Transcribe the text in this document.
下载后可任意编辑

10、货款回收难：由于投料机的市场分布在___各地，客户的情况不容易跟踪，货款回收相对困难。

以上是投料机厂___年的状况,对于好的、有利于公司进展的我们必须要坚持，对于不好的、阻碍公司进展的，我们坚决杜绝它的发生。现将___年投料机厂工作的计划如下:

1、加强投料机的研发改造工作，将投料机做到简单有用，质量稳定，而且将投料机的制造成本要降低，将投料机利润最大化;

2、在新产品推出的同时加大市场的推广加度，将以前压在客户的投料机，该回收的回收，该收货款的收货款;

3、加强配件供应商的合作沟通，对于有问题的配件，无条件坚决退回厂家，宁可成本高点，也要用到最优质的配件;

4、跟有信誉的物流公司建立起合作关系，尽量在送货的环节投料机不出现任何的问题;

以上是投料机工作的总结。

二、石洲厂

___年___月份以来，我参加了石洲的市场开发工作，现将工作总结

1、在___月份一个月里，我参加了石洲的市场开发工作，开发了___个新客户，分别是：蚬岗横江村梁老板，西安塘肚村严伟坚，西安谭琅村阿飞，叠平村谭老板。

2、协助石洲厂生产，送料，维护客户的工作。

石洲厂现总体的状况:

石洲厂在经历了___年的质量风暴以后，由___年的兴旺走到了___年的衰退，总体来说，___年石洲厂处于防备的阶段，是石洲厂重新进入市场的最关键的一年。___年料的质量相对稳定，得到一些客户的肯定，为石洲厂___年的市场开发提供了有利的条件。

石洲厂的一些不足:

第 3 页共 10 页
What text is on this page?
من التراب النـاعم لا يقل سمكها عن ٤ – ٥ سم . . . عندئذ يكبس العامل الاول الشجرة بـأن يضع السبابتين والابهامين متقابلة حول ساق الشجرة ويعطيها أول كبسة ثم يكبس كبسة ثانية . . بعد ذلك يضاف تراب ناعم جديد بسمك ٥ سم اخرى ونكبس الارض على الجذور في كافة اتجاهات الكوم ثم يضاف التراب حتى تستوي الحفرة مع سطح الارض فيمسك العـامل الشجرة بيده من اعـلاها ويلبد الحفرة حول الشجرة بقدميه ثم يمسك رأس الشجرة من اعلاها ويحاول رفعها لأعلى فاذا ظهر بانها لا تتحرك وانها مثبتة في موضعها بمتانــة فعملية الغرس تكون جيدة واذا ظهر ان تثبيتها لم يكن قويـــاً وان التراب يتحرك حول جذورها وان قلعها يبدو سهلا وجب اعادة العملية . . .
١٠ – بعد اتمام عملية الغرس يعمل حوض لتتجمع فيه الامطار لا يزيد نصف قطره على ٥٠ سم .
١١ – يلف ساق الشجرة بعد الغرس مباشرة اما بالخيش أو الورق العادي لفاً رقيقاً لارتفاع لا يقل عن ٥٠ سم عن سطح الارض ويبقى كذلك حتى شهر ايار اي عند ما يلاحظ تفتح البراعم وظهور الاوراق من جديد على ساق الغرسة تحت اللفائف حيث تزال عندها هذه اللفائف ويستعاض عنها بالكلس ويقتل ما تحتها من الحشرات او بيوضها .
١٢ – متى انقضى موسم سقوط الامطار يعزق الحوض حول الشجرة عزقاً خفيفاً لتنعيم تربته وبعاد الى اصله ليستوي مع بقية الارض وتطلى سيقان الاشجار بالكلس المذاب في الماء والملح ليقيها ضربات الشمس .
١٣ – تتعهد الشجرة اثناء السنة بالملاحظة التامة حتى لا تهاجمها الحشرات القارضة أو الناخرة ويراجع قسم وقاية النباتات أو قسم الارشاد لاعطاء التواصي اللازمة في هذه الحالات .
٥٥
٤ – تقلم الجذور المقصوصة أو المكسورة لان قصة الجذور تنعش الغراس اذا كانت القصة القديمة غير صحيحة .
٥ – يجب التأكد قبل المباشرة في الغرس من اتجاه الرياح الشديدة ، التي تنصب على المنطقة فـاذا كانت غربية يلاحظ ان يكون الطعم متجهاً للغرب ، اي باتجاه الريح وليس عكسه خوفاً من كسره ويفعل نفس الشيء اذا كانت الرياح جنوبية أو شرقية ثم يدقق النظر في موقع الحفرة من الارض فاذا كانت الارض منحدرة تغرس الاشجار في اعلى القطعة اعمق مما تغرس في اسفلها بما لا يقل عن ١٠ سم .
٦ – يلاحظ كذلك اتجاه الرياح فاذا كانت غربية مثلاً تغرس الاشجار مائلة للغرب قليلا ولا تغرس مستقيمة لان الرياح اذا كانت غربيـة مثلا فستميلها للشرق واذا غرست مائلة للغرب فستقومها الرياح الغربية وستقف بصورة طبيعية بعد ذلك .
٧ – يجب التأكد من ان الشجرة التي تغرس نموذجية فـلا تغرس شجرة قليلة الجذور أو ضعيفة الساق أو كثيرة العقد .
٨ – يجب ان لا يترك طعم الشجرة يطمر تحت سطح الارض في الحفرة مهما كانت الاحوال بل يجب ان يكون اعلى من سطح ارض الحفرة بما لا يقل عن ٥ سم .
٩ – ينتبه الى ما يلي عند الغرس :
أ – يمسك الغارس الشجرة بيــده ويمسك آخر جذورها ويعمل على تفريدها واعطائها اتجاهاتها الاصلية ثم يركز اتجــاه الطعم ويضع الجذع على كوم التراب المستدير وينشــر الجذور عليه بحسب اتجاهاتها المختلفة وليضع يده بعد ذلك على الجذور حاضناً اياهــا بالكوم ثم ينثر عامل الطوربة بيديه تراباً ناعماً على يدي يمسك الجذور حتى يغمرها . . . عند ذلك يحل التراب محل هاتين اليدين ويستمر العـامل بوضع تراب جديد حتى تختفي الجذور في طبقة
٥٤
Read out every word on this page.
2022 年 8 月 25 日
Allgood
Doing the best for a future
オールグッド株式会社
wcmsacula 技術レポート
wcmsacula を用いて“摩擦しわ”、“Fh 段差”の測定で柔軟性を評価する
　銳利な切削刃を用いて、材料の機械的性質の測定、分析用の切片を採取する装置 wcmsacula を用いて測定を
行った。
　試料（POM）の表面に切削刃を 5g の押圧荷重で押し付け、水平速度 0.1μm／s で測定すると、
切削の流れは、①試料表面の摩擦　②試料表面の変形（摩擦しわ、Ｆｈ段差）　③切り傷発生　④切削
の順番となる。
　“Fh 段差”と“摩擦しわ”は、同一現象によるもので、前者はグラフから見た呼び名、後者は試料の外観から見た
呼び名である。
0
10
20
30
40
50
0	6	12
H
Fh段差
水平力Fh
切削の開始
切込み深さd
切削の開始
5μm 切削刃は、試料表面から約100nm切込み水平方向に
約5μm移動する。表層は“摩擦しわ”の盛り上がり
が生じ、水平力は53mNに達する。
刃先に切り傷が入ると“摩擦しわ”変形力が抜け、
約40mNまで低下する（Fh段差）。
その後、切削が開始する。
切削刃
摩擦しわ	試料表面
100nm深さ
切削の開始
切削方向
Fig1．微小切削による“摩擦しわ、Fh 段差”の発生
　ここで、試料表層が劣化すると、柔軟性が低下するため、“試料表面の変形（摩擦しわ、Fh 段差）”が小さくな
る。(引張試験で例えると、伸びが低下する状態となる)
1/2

***

TASK DIRECTIONS:
Reproduce only those lines of the entries above that run from the line with "Read out every word on this page." to the final line.

ANSWER IN FULL:
Read out every word on this page.
2022 年 8 月 25 日
Allgood
Doing the best for a future
オールグッド株式会社
wcmsacula 技術レポート
wcmsacula を用いて“摩擦しわ”、“Fh 段差”の測定で柔軟性を評価する
　銳利な切削刃を用いて、材料の機械的性質の測定、分析用の切片を採取する装置 wcmsacula を用いて測定を
行った。
　試料（POM）の表面に切削刃を 5g の押圧荷重で押し付け、水平速度 0.1μm／s で測定すると、
切削の流れは、①試料表面の摩擦　②試料表面の変形（摩擦しわ、Ｆｈ段差）　③切り傷発生　④切削
の順番となる。
　“Fh 段差”と“摩擦しわ”は、同一現象によるもので、前者はグラフから見た呼び名、後者は試料の外観から見た
呼び名である。
0
10
20
30
40
50
0	6	12
H
Fh段差
水平力Fh
切削の開始
切込み深さd
切削の開始
5μm 切削刃は、試料表面から約100nm切込み水平方向に
約5μm移動する。表層は“摩擦しわ”の盛り上がり
が生じ、水平力は53mNに達する。
刃先に切り傷が入ると“摩擦しわ”変形力が抜け、
約40mNまで低下する（Fh段差）。
その後、切削が開始する。
切削刃
摩擦しわ	試料表面
100nm深さ
切削の開始
切削方向
Fig1．微小切削による“摩擦しわ、Fh 段差”の発生
　ここで、試料表層が劣化すると、柔軟性が低下するため、“試料表面の変形（摩擦しわ、Fh 段差）”が小さくな
る。(引張試験で例えると、伸びが低下する状態となる)
1/2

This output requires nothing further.